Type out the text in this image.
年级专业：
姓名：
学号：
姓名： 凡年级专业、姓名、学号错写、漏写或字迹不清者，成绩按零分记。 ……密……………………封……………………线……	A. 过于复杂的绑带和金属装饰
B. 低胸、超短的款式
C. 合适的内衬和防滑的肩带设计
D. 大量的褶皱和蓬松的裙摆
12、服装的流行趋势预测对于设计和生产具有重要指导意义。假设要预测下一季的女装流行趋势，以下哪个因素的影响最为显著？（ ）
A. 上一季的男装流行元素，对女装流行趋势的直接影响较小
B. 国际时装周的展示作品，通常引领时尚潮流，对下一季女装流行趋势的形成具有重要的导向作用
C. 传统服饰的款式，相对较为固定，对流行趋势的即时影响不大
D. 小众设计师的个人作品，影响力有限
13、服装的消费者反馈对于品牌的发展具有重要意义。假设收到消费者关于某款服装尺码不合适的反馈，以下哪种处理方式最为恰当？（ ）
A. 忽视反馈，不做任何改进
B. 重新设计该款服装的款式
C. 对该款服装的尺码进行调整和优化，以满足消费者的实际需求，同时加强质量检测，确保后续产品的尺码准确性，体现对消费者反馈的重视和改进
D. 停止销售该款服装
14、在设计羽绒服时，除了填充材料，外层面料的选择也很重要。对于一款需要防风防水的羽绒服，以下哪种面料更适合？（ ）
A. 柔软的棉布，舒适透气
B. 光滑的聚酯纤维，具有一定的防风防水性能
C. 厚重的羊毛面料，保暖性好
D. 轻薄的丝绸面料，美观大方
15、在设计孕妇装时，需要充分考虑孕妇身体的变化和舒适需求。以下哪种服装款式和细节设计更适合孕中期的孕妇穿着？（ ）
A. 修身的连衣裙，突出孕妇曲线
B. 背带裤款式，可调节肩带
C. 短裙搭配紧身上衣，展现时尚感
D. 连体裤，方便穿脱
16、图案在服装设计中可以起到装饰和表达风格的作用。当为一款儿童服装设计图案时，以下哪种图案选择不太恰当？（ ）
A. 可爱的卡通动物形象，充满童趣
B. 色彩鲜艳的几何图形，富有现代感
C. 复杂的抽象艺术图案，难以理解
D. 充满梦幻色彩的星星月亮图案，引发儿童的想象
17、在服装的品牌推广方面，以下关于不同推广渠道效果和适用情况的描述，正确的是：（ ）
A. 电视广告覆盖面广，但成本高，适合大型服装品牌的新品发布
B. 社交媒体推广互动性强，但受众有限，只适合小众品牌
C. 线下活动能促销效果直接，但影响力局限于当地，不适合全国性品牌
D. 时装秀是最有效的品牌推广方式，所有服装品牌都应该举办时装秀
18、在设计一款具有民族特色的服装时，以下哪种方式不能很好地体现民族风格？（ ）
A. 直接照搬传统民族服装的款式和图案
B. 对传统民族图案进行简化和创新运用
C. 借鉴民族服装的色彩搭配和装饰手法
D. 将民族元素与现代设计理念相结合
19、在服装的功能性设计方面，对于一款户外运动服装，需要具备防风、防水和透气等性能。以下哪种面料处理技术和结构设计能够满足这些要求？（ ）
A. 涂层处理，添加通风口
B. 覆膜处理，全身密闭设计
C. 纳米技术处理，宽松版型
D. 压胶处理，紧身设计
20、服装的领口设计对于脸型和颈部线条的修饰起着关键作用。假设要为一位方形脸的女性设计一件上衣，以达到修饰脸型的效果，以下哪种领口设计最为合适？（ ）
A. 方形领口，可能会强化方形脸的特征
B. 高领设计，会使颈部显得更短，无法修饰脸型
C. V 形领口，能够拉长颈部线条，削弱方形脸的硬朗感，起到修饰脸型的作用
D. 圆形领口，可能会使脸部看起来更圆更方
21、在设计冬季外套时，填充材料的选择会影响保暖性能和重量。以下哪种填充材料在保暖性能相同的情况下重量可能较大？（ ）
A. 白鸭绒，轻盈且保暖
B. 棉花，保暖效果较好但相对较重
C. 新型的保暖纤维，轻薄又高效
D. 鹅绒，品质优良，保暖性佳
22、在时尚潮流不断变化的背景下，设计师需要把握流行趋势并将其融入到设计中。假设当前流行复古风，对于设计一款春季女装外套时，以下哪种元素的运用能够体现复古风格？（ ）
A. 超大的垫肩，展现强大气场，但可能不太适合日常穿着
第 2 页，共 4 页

## What is being asked
Repeat all the records. Match each line exactly.

## Complete response
Type out the text in this image.
年级专业：
姓名：
学号：
姓名： 凡年级专业、姓名、学号错写、漏写或字迹不清者，成绩按零分记。 ……密……………………封……………………线……	A. 过于复杂的绑带和金属装饰
B. 低胸、超短的款式
C. 合适的内衬和防滑的肩带设计
D. 大量的褶皱和蓬松的裙摆
12、服装的流行趋势预测对于设计和生产具有重要指导意义。假设要预测下一季的女装流行趋势，以下哪个因素的影响最为显著？（ ）
A. 上一季的男装流行元素，对女装流行趋势的直接影响较小
B. 国际时装周的展示作品，通常引领时尚潮流，对下一季女装流行趋势的形成具有重要的导向作用
C. 传统服饰的款式，相对较为固定，对流行趋势的即时影响不大
D. 小众设计师的个人作品，影响力有限
13、服装的消费者反馈对于品牌的发展具有重要意义。假设收到消费者关于某款服装尺码不合适的反馈，以下哪种处理方式最为恰当？（ ）
A. 忽视反馈，不做任何改进
B. 重新设计该款服装的款式
C. 对该款服装的尺码进行调整和优化，以满足消费者的实际需求，同时加强质量检测，确保后续产品的尺码准确性，体现对消费者反馈的重视和改进
D. 停止销售该款服装
14、在设计羽绒服时，除了填充材料，外层面料的选择也很重要。对于一款需要防风防水的羽绒服，以下哪种面料更适合？（ ）
A. 柔软的棉布，舒适透气
B. 光滑的聚酯纤维，具有一定的防风防水性能
C. 厚重的羊毛面料，保暖性好
D. 轻薄的丝绸面料，美观大方
15、在设计孕妇装时，需要充分考虑孕妇身体的变化和舒适需求。以下哪种服装款式和细节设计更适合孕中期的孕妇穿着？（ ）
A. 修身的连衣裙，突出孕妇曲线
B. 背带裤款式，可调节肩带
C. 短裙搭配紧身上衣，展现时尚感
D. 连体裤，方便穿脱
16、图案在服装设计中可以起到装饰和表达风格的作用。当为一款儿童服装设计图案时，以下哪种图案选择不太恰当？（ ）
A. 可爱的卡通动物形象，充满童趣
B. 色彩鲜艳的几何图形，富有现代感
C. 复杂的抽象艺术图案，难以理解
D. 充满梦幻色彩的星星月亮图案，引发儿童的想象
17、在服装的品牌推广方面，以下关于不同推广渠道效果和适用情况的描述，正确的是：（ ）
A. 电视广告覆盖面广，但成本高，适合大型服装品牌的新品发布
B. 社交媒体推广互动性强，但受众有限，只适合小众品牌
C. 线下活动能促销效果直接，但影响力局限于当地，不适合全国性品牌
D. 时装秀是最有效的品牌推广方式，所有服装品牌都应该举办时装秀
18、在设计一款具有民族特色的服装时，以下哪种方式不能很好地体现民族风格？（ ）
A. 直接照搬传统民族服装的款式和图案
B. 对传统民族图案进行简化和创新运用
C. 借鉴民族服装的色彩搭配和装饰手法
D. 将民族元素与现代设计理念相结合
19、在服装的功能性设计方面，对于一款户外运动服装，需要具备防风、防水和透气等性能。以下哪种面料处理技术和结构设计能够满足这些要求？（ ）
A. 涂层处理，添加通风口
B. 覆膜处理，全身密闭设计
C. 纳米技术处理，宽松版型
D. 压胶处理，紧身设计
20、服装的领口设计对于脸型和颈部线条的修饰起着关键作用。假设要为一位方形脸的女性设计一件上衣，以达到修饰脸型的效果，以下哪种领口设计最为合适？（ ）
A. 方形领口，可能会强化方形脸的特征
B. 高领设计，会使颈部显得更短，无法修饰脸型
C. V 形领口，能够拉长颈部线条，削弱方形脸的硬朗感，起到修饰脸型的作用
D. 圆形领口，可能会使脸部看起来更圆更方
21、在设计冬季外套时，填充材料的选择会影响保暖性能和重量。以下哪种填充材料在保暖性能相同的情况下重量可能较大？（ ）
A. 白鸭绒，轻盈且保暖
B. 棉花，保暖效果较好但相对较重
C. 新型的保暖纤维，轻薄又高效
D. 鹅绒，品质优良，保暖性佳
22、在时尚潮流不断变化的背景下，设计师需要把握流行趋势并将其融入到设计中。假设当前流行复古风，对于设计一款春季女装外套时，以下哪种元素的运用能够体现复古风格？（ ）
A. 超大的垫肩，展现强大气场，但可能不太适合日常穿着
第 2 页，共 4 页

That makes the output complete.